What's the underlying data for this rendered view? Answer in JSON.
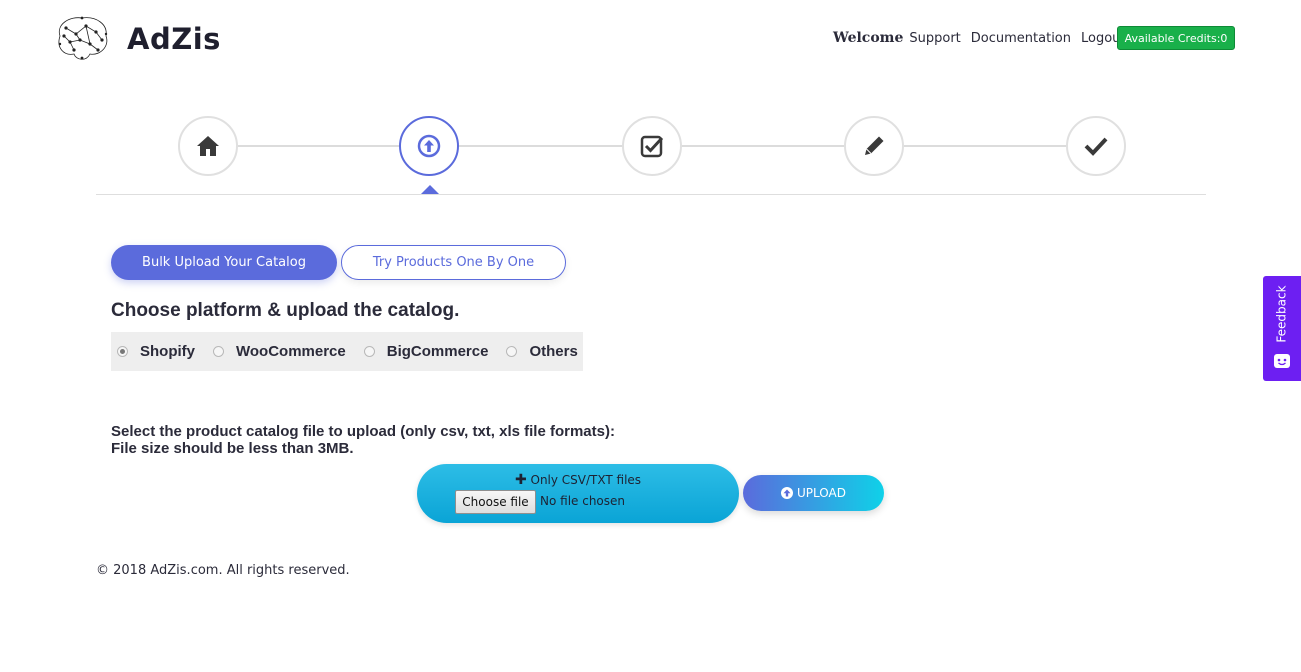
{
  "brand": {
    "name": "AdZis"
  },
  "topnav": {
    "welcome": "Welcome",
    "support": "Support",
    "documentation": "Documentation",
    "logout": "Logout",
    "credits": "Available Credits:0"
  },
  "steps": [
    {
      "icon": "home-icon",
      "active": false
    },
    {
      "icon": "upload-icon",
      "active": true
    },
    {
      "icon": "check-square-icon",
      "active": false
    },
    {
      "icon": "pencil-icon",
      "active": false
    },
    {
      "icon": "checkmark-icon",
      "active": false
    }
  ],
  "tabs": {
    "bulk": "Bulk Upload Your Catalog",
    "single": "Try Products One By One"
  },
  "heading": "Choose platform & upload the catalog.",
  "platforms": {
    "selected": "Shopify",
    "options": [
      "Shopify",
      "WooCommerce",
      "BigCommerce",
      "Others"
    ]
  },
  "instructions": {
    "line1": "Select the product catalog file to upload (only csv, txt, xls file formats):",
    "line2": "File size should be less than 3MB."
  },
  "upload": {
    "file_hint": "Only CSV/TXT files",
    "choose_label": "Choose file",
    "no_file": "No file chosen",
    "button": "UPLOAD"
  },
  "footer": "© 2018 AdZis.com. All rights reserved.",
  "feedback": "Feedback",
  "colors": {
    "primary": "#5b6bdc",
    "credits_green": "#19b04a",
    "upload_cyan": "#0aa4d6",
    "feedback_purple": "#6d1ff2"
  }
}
-------------------------
### TASK OBJECTIVE
The pictures in the entries should be left out; output everything else exactly.

### SOLUTION
What's the underlying data for this rendered view? Answer in JSON.
{
  "brand": {
    "name": "AdZis"
  },
  "topnav": {
    "welcome": "Welcome",
    "support": "Support",
    "documentation": "Documentation",
    "logout": "Logout",
    "credits": "Available Credits:0"
  },
  "steps": [
    {
      "icon": "home-icon",
      "active": false
    },
    {
      "icon": "upload-icon",
      "active": true
    },
    {
      "icon": "check-square-icon",
      "active": false
    },
    {
      "icon": "pencil-icon",
      "active": false
    },
    {
      "icon": "checkmark-icon",
      "active": false
    }
  ],
  "tabs": {
    "bulk": "Bulk Upload Your Catalog",
    "single": "Try Products One By One"
  },
  "heading": "Choose platform & upload the catalog.",
  "platforms": {
    "selected": "Shopify",
    "options": [
      "Shopify",
      "WooCommerce",
      "BigCommerce",
      "Others"
    ]
  },
  "instructions": {
    "line1": "Select the product catalog file to upload (only csv, txt, xls file formats):",
    "line2": "File size should be less than 3MB."
  },
  "upload": {
    "file_hint": "Only CSV/TXT files",
    "choose_label": "Choose file",
    "no_file": "No file chosen",
    "button": "UPLOAD"
  },
  "footer": "© 2018 AdZis.com. All rights reserved.",
  "feedback": "Feedback",
  "colors": {
    "primary": "#5b6bdc",
    "credits_green": "#19b04a",
    "upload_cyan": "#0aa4d6",
    "feedback_purple": "#6d1ff2"
  }
}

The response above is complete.